The request:
Put the listing lines into a Markdown table with the columns Row and Listing Line, starting at the line that contains "I need the location" and ending at the line that contains "table-row[interactable]: 237818453 2019.09.25". Number each row, skip blank lines, and leave the pictures out.

Data provided:
"""

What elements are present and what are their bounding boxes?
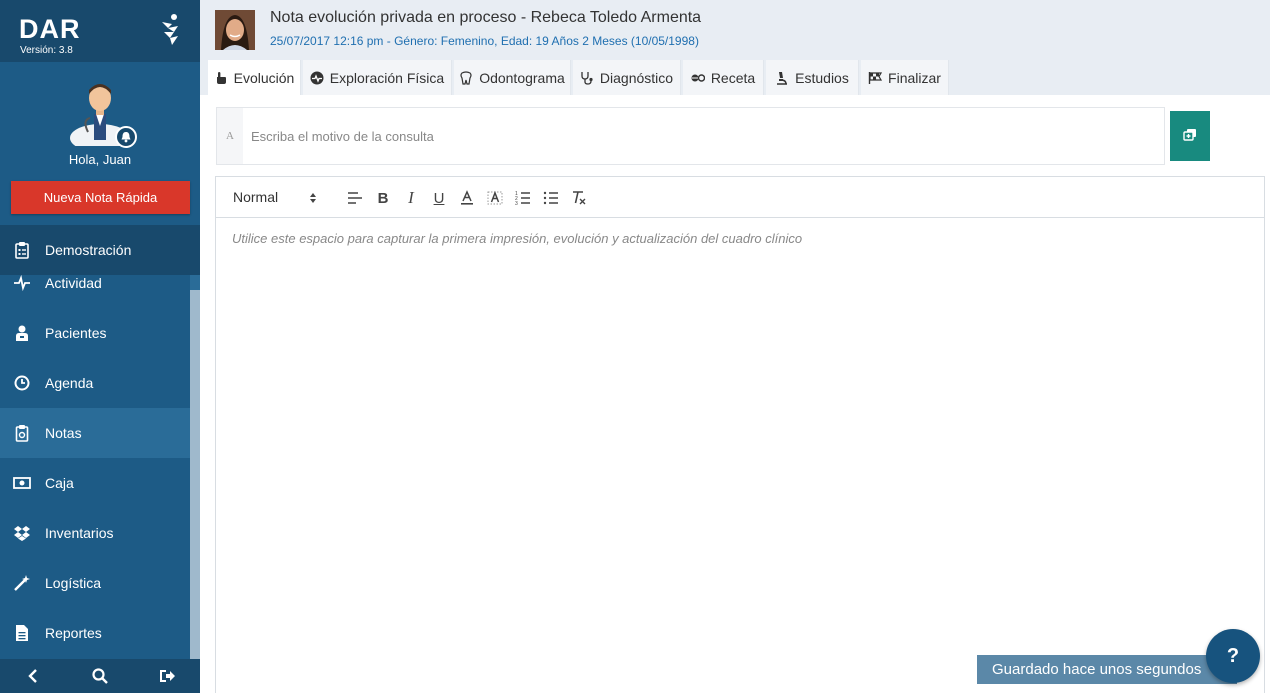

"""
"""

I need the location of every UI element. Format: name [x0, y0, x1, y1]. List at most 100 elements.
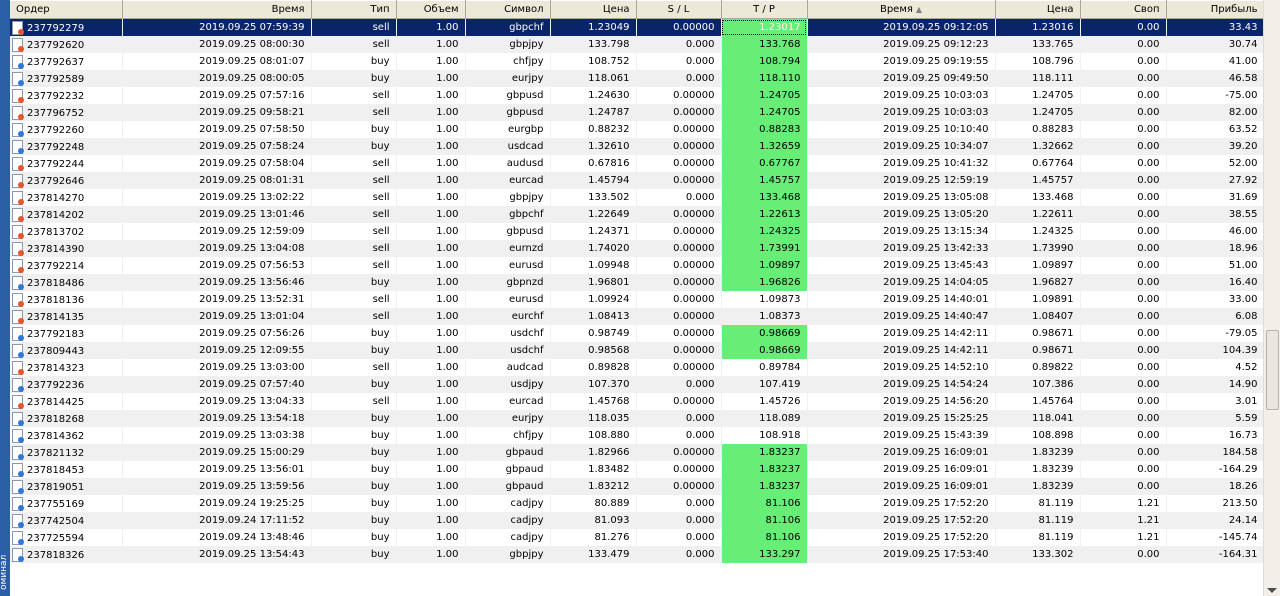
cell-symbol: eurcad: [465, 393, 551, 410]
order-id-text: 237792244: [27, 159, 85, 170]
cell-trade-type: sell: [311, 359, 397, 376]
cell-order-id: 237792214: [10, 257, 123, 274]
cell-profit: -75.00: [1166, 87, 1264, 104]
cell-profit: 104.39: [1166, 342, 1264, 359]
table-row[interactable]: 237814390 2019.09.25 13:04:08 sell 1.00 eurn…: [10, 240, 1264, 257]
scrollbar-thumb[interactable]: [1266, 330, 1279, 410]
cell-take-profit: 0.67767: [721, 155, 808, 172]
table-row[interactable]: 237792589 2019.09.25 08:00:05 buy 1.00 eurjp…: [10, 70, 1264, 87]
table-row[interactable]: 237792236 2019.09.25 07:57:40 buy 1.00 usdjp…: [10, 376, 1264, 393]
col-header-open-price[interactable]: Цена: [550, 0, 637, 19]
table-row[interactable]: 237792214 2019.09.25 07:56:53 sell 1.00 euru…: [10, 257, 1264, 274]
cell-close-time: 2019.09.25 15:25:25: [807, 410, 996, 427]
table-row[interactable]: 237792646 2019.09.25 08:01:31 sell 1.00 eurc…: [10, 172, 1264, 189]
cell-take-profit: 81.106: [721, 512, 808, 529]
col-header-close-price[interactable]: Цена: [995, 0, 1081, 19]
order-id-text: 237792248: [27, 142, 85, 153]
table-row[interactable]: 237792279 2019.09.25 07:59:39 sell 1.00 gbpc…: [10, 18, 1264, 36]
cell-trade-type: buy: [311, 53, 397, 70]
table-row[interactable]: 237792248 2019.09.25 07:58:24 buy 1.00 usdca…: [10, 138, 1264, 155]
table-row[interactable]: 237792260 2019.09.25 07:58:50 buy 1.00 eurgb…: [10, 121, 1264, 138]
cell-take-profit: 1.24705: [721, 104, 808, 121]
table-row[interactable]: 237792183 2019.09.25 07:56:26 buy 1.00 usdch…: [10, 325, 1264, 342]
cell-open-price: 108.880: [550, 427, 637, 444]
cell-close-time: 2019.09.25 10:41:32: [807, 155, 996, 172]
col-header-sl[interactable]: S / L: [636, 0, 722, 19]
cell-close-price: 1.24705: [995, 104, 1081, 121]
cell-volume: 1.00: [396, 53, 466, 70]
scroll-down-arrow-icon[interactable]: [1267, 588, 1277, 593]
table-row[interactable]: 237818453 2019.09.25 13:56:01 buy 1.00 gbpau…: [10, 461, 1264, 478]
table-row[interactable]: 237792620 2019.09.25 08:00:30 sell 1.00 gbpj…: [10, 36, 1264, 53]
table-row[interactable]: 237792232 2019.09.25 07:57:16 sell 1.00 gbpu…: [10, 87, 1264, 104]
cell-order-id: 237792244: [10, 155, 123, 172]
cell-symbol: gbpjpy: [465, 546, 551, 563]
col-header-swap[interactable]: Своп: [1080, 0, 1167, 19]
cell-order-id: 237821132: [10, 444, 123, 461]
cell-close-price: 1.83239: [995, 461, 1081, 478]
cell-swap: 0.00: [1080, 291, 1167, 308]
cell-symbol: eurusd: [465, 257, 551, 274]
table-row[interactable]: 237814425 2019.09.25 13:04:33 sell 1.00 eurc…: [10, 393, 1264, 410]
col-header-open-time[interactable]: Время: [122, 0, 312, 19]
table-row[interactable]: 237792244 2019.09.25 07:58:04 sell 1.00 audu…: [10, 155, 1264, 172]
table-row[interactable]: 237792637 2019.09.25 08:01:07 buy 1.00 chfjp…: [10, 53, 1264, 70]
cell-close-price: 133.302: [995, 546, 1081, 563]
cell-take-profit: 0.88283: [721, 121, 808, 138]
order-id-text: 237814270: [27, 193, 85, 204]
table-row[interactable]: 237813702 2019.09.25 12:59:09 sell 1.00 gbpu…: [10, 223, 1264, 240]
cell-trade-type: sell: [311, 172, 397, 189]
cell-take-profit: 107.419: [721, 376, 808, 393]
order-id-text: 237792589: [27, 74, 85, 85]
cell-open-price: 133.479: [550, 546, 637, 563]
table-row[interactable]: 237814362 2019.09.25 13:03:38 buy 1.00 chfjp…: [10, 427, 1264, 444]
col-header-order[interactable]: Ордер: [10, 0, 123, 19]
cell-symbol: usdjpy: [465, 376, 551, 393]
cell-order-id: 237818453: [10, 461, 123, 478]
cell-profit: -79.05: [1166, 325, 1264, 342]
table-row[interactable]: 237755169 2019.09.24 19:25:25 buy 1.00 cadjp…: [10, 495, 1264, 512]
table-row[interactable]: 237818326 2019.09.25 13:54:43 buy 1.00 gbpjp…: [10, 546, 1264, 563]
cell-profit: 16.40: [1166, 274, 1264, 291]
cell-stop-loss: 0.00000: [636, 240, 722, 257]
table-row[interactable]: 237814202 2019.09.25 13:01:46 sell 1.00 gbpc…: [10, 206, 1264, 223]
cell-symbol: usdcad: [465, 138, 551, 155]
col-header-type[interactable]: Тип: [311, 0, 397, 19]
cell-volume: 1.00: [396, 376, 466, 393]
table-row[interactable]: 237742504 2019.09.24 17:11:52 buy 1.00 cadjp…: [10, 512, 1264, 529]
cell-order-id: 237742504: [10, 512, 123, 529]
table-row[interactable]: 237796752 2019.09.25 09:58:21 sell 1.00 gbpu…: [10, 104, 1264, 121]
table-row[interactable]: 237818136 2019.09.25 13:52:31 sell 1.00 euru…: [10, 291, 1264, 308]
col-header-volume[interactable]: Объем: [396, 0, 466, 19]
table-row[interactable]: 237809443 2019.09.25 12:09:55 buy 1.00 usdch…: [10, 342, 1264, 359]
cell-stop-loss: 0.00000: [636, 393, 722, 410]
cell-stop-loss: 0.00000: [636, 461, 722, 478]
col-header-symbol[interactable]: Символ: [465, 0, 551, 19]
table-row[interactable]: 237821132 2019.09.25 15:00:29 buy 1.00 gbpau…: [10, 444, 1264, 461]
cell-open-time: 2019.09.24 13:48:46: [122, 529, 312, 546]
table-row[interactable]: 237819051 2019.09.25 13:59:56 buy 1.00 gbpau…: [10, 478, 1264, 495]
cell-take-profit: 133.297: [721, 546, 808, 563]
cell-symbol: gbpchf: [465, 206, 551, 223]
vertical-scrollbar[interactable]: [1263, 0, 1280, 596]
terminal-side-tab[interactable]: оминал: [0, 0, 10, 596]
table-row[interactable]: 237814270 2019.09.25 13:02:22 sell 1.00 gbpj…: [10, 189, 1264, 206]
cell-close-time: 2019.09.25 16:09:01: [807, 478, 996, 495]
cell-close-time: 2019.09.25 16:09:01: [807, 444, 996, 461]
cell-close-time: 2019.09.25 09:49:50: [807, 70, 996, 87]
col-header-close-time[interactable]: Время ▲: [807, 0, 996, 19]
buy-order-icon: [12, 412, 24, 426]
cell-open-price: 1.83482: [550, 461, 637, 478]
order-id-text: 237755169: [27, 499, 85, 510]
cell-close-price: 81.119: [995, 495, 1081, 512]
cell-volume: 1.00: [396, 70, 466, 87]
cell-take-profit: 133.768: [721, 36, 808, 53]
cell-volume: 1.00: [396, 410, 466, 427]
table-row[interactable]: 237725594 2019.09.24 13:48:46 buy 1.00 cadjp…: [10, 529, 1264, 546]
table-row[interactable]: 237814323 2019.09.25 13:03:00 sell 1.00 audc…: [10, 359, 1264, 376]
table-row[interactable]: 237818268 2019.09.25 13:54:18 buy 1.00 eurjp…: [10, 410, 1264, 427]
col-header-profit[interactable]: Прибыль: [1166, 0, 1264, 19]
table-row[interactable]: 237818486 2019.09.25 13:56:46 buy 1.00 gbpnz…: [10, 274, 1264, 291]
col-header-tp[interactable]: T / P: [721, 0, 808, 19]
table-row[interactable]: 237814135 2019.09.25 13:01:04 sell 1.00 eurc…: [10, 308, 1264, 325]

"""

Answer for this exercise:
| Row | Listing Line |
|---|---|
| 1 | I need the location of every UI element. Format: name [x0, y0, x1, y1]. List at most 100 elements. |
| 2 | cell-symbol: eurcad: [465, 393, 551, 410] |
| 3 | order-id-text: 237792244: [27, 159, 85, 170] |
| 4 | cell-trade-type: sell: [311, 359, 397, 376] |
| 5 | cell-order-id: 237792214: [10, 257, 123, 274] |
| 6 | cell-profit: -75.00: [1166, 87, 1264, 104] |
| 7 | cell-profit: 104.39: [1166, 342, 1264, 359] |
| 8 | table-row[interactable]: 237814390 2019.09.25 13:04:08 sell 1.00 eurn…: [10, 240, 1264, 257] |
| 9 | scrollbar-thumb[interactable]: [1266, 330, 1279, 410] |
| 10 | cell-take-profit: 0.67767: [721, 155, 808, 172] |
| 11 | table-row[interactable]: 237792589 2019.09.25 08:00:05 buy 1.00 eurjp…: [10, 70, 1264, 87] |
| 12 | table-row[interactable]: 237792236 2019.09.25 07:57:40 buy 1.00 usdjp…: [10, 376, 1264, 393] |
| 13 | col-header-open-price[interactable]: Цена: [550, 0, 637, 19] |
| 14 | table-row[interactable]: 237792214 2019.09.25 07:56:53 sell 1.00 euru…: [10, 257, 1264, 274] |
| 15 | cell-close-time: 2019.09.25 15:25:25: [807, 410, 996, 427] |
| 16 | table-row[interactable]: 237792646 2019.09.25 08:01:31 sell 1.00 eurc…: [10, 172, 1264, 189] |
| 17 | cell-take-profit: 81.106: [721, 512, 808, 529] |
| 18 | col-header-close-price[interactable]: Цена: [995, 0, 1081, 19] |
| 19 | order-id-text: 237792248: [27, 142, 85, 153] |
| 20 | table-row[interactable]: 237792279 2019.09.25 07:59:39 sell 1.00 gbpc…: [10, 18, 1264, 36] |
| 21 | cell-trade-type: buy: [311, 53, 397, 70] |
| 22 | table-row[interactable]: 237792248 2019.09.25 07:58:24 buy 1.00 usdca…: [10, 138, 1264, 155] |
| 23 | table-row[interactable]: 237792260 2019.09.25 07:58:50 buy 1.00 eurgb…: [10, 121, 1264, 138] |
| 24 | cell-take-profit: 1.24705: [721, 104, 808, 121] |
| 25 | table-row[interactable]: 237792183 2019.09.25 07:56:26 buy 1.00 usdch…: [10, 325, 1264, 342] |
| 26 | cell-open-price: 108.880: [550, 427, 637, 444] |
| 27 | cell-close-time: 2019.09.25 10:41:32: [807, 155, 996, 172] |
| 28 | col-header-sl[interactable]: S / L: [636, 0, 722, 19] |
| 29 | cell-close-price: 1.24705: [995, 104, 1081, 121] |
| 30 | cell-volume: 1.00: [396, 53, 466, 70] |
| 31 | scroll-down-arrow-icon[interactable]: [1267, 588, 1277, 593] |
| 32 | table-row[interactable]: 237818453 2019.09.25 13:56:01 buy 1.00 gbpau…: [10, 461, 1264, 478] |